-- Start Extracted data --

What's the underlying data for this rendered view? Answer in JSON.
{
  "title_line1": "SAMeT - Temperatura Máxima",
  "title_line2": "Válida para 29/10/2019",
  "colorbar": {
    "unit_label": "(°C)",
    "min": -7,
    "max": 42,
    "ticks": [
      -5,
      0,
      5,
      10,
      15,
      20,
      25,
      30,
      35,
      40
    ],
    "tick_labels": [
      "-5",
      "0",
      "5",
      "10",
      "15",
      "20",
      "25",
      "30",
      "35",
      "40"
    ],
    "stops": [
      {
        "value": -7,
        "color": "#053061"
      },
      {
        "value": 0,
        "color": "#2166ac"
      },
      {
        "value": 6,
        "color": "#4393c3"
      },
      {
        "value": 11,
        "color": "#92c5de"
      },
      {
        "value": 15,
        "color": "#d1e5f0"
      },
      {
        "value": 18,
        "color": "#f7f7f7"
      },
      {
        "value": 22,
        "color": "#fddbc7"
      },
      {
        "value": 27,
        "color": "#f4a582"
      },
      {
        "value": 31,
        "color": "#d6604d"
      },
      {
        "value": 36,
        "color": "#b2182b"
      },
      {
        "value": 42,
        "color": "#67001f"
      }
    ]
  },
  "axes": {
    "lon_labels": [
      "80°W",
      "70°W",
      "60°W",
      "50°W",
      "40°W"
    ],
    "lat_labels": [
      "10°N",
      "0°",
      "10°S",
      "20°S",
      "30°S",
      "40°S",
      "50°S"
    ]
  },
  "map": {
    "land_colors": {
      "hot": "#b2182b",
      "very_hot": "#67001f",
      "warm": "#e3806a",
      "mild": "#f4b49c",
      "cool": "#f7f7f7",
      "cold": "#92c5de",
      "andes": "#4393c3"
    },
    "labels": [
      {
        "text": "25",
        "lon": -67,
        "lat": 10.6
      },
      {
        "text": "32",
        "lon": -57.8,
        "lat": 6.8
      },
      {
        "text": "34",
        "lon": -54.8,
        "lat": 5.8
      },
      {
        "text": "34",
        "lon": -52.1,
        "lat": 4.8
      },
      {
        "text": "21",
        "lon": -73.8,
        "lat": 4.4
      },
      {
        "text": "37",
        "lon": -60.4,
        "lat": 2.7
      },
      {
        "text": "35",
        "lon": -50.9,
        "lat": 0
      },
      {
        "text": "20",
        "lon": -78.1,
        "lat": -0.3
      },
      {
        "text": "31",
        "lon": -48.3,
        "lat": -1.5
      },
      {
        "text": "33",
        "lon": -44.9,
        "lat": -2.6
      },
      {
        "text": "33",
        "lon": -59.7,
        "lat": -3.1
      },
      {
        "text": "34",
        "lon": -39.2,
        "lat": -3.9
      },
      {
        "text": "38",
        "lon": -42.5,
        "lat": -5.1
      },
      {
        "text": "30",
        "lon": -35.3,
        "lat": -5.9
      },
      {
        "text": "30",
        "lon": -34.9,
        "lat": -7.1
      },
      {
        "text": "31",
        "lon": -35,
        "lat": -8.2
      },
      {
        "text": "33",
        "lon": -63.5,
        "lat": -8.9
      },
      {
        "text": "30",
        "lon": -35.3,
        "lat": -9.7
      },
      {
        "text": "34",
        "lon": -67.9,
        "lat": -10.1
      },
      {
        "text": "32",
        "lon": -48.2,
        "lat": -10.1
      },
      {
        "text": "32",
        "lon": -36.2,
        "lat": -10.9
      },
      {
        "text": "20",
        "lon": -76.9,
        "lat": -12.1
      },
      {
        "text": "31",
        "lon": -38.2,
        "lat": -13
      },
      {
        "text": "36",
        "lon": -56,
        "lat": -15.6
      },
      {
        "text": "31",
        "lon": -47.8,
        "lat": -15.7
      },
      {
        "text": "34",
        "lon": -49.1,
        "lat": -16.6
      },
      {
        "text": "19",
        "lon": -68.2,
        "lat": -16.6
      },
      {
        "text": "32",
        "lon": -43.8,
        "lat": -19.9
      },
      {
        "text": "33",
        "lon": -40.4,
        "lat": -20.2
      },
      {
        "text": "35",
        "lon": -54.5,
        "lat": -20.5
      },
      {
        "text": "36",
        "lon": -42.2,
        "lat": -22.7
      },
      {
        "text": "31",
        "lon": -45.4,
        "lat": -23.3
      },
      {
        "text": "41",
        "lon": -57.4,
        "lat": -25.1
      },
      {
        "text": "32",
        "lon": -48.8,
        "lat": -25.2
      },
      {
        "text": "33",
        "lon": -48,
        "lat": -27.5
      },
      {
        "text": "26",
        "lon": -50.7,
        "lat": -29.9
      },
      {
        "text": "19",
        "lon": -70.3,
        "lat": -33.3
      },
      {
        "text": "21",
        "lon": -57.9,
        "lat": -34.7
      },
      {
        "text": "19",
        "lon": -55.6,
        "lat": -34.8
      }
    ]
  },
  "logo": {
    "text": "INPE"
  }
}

-- End Extracted data --

Task objective:
Your task is to collect every line above that contains the word "value".

Reply to the exercise:
        "value": -7,
        "value": 0,
        "value": 6,
        "value": 11,
        "value": 15,
        "value": 18,
        "value": 22,
        "value": 27,
        "value": 31,
        "value": 36,
        "value": 42,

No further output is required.